[Start of Available records]

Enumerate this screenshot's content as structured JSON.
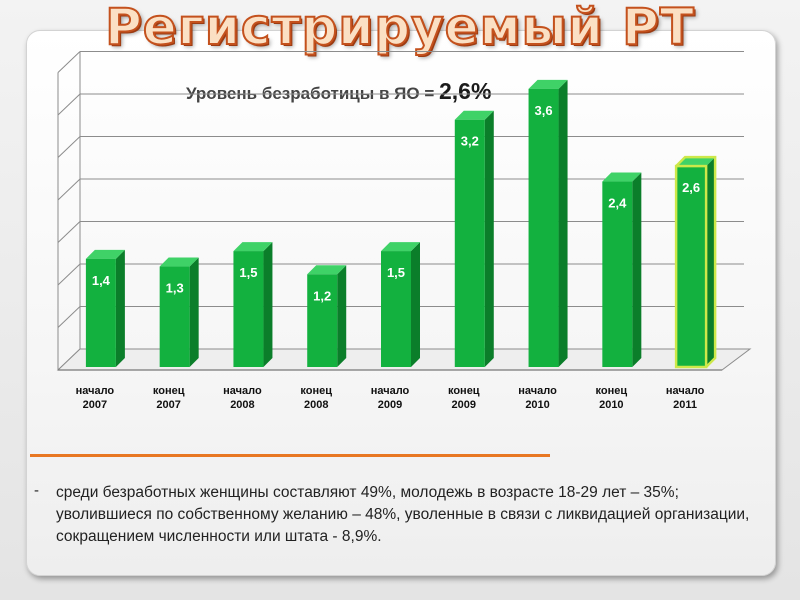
{
  "title": "Регистрируемый РТ",
  "subtitle": {
    "text": "Уровень безработицы в ЯО = ",
    "value": "2,6%"
  },
  "chart_data": {
    "type": "bar",
    "categories": [
      [
        "начало",
        "2007"
      ],
      [
        "конец",
        "2007"
      ],
      [
        "начало",
        "2008"
      ],
      [
        "конец",
        "2008"
      ],
      [
        "начало",
        "2009"
      ],
      [
        "конец",
        "2009"
      ],
      [
        "начало",
        "2010"
      ],
      [
        "конец",
        "2010"
      ],
      [
        "начало",
        "2011"
      ]
    ],
    "values": [
      1.4,
      1.3,
      1.5,
      1.2,
      1.5,
      3.2,
      3.6,
      2.4,
      2.6
    ],
    "value_labels": [
      "1,4",
      "1,3",
      "1,5",
      "1,2",
      "1,5",
      "3,2",
      "3,6",
      "2,4",
      "2,6"
    ],
    "highlighted_index": 8,
    "ylim": [
      0,
      4.4
    ],
    "grid": true,
    "colors": {
      "bar": "#13b13f",
      "highlight_border": "#cde84a"
    }
  },
  "note": {
    "bullet": "-",
    "text": "среди безработных женщины составляют 49%, молодежь в возрасте 18-29 лет – 35%; уволившиеся по собственному желанию – 48%, уволенные в связи с ликвидацией организации, сокращением численности или штата -  8,9%."
  }
}
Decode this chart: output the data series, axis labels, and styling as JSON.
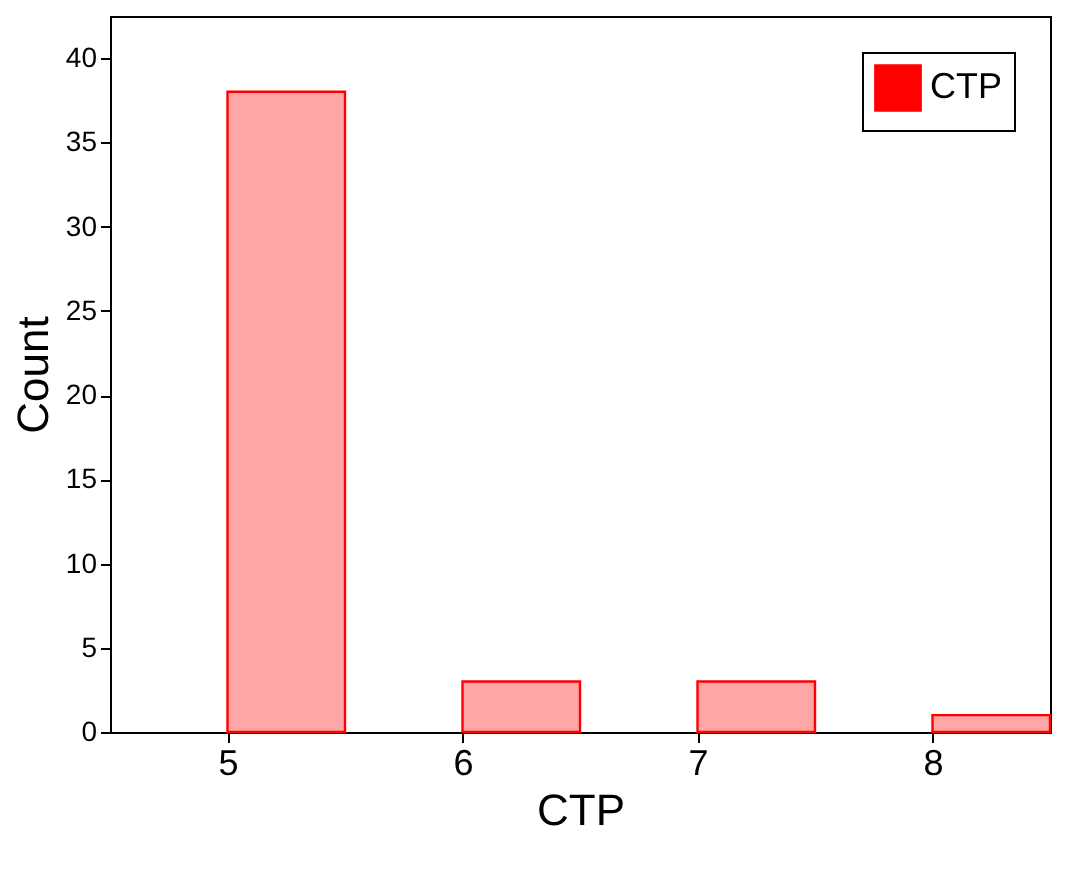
{
  "chart_data": {
    "type": "bar",
    "xlabel": "CTP",
    "ylabel": "Count",
    "x": [
      5.25,
      6.25,
      7.25,
      8.25
    ],
    "series": [
      {
        "name": "CTP",
        "color": "#ff0000",
        "values": [
          38,
          3,
          3,
          1
        ]
      }
    ],
    "xlim": [
      4.5,
      8.5
    ],
    "xticks": [
      5,
      6,
      7,
      8
    ],
    "ylim": [
      0,
      42.5
    ],
    "yticks": [
      0,
      5,
      10,
      15,
      20,
      25,
      30,
      35,
      40
    ],
    "grid": false,
    "legend": "top right"
  }
}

[End of Available records]

### Stated goal
Restate the listing above word for word, and skip the pictures.

### Complete response
Enumerate this screenshot's content as structured JSON.
{
  "title": "Регистрируемый РТ",
  "subtitle": {
    "text": "Уровень безработицы в ЯО = ",
    "value": "2,6%"
  },
  "chart_data": {
    "type": "bar",
    "categories": [
      [
        "начало",
        "2007"
      ],
      [
        "конец",
        "2007"
      ],
      [
        "начало",
        "2008"
      ],
      [
        "конец",
        "2008"
      ],
      [
        "начало",
        "2009"
      ],
      [
        "конец",
        "2009"
      ],
      [
        "начало",
        "2010"
      ],
      [
        "конец",
        "2010"
      ],
      [
        "начало",
        "2011"
      ]
    ],
    "values": [
      1.4,
      1.3,
      1.5,
      1.2,
      1.5,
      3.2,
      3.6,
      2.4,
      2.6
    ],
    "value_labels": [
      "1,4",
      "1,3",
      "1,5",
      "1,2",
      "1,5",
      "3,2",
      "3,6",
      "2,4",
      "2,6"
    ],
    "highlighted_index": 8,
    "ylim": [
      0,
      4.4
    ],
    "grid": true,
    "colors": {
      "bar": "#13b13f",
      "highlight_border": "#cde84a"
    }
  },
  "note": {
    "bullet": "-",
    "text": "среди безработных женщины составляют 49%, молодежь в возрасте 18-29 лет – 35%; уволившиеся по собственному желанию – 48%, уволенные в связи с ликвидацией организации, сокращением численности или штата -  8,9%."
  }
}
Decode this chart: output the data series, axis labels, and styling as JSON.
{
  "chart_data": {
    "type": "bar",
    "xlabel": "CTP",
    "ylabel": "Count",
    "x": [
      5.25,
      6.25,
      7.25,
      8.25
    ],
    "series": [
      {
        "name": "CTP",
        "color": "#ff0000",
        "values": [
          38,
          3,
          3,
          1
        ]
      }
    ],
    "xlim": [
      4.5,
      8.5
    ],
    "xticks": [
      5,
      6,
      7,
      8
    ],
    "ylim": [
      0,
      42.5
    ],
    "yticks": [
      0,
      5,
      10,
      15,
      20,
      25,
      30,
      35,
      40
    ],
    "grid": false,
    "legend": "top right"
  }
}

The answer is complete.